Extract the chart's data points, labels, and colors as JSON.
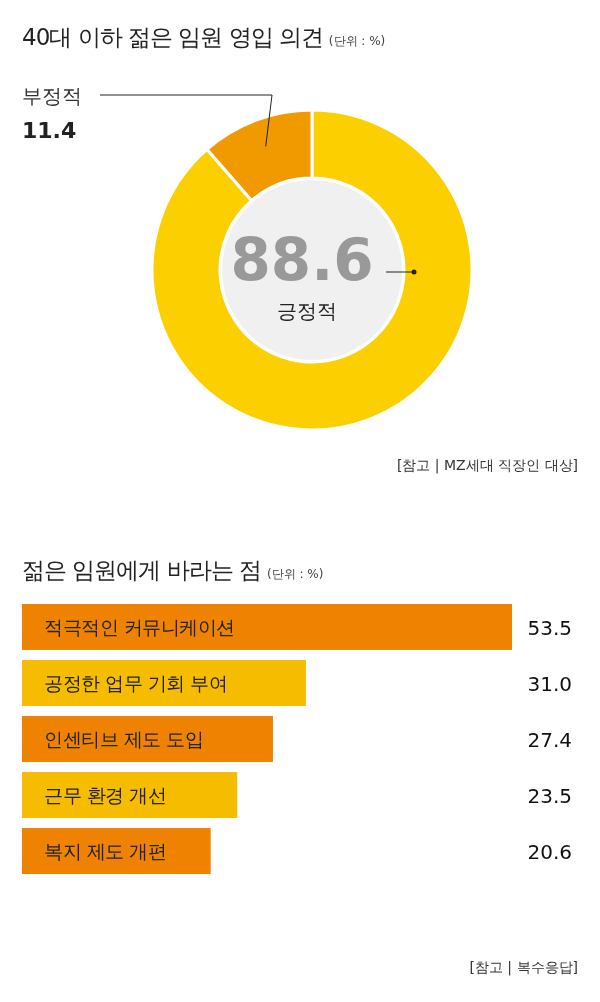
{
  "chart_data": [
    {
      "type": "donut",
      "title": "40대 이하 젊은 임원 영입 의견",
      "subtitle": "(단위 : %)",
      "categories": [
        "긍정적",
        "부정적"
      ],
      "values": [
        88.6,
        11.4
      ],
      "colors": [
        "#fbcf00",
        "#f09a00"
      ],
      "data_labels": true,
      "annotations": [
        "[참고 | MZ세대 직장인 대상]"
      ]
    },
    {
      "type": "bar",
      "orientation": "horizontal",
      "title": "젊은 임원에게 바라는 점",
      "subtitle": "(단위 : %)",
      "categories": [
        "적극적인 커뮤니케이션",
        "공정한 업무 기회 부여",
        "인센티브 제도 도입",
        "근무 환경 개선",
        "복지 제도 개편"
      ],
      "values": [
        53.5,
        31.0,
        27.4,
        23.5,
        20.6
      ],
      "value_labels": [
        "53.5",
        "31.0",
        "27.4",
        "23.5",
        "20.6"
      ],
      "colors": [
        "#ef8200",
        "#f6bc00",
        "#ef8200",
        "#f6bc00",
        "#ef8200"
      ],
      "annotations": [
        "[참고 | 복수응답]"
      ]
    }
  ]
}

Work to complete →
Every record above should be written out again exactly; the pictures stay out of the copy.

Problem solution →
Extract the chart's data points, labels, and colors as JSON.
{
  "chart_data": [
    {
      "type": "donut",
      "title": "40대 이하 젊은 임원 영입 의견",
      "subtitle": "(단위 : %)",
      "categories": [
        "긍정적",
        "부정적"
      ],
      "values": [
        88.6,
        11.4
      ],
      "colors": [
        "#fbcf00",
        "#f09a00"
      ],
      "data_labels": true,
      "annotations": [
        "[참고 | MZ세대 직장인 대상]"
      ]
    },
    {
      "type": "bar",
      "orientation": "horizontal",
      "title": "젊은 임원에게 바라는 점",
      "subtitle": "(단위 : %)",
      "categories": [
        "적극적인 커뮤니케이션",
        "공정한 업무 기회 부여",
        "인센티브 제도 도입",
        "근무 환경 개선",
        "복지 제도 개편"
      ],
      "values": [
        53.5,
        31.0,
        27.4,
        23.5,
        20.6
      ],
      "value_labels": [
        "53.5",
        "31.0",
        "27.4",
        "23.5",
        "20.6"
      ],
      "colors": [
        "#ef8200",
        "#f6bc00",
        "#ef8200",
        "#f6bc00",
        "#ef8200"
      ],
      "annotations": [
        "[참고 | 복수응답]"
      ]
    }
  ]
}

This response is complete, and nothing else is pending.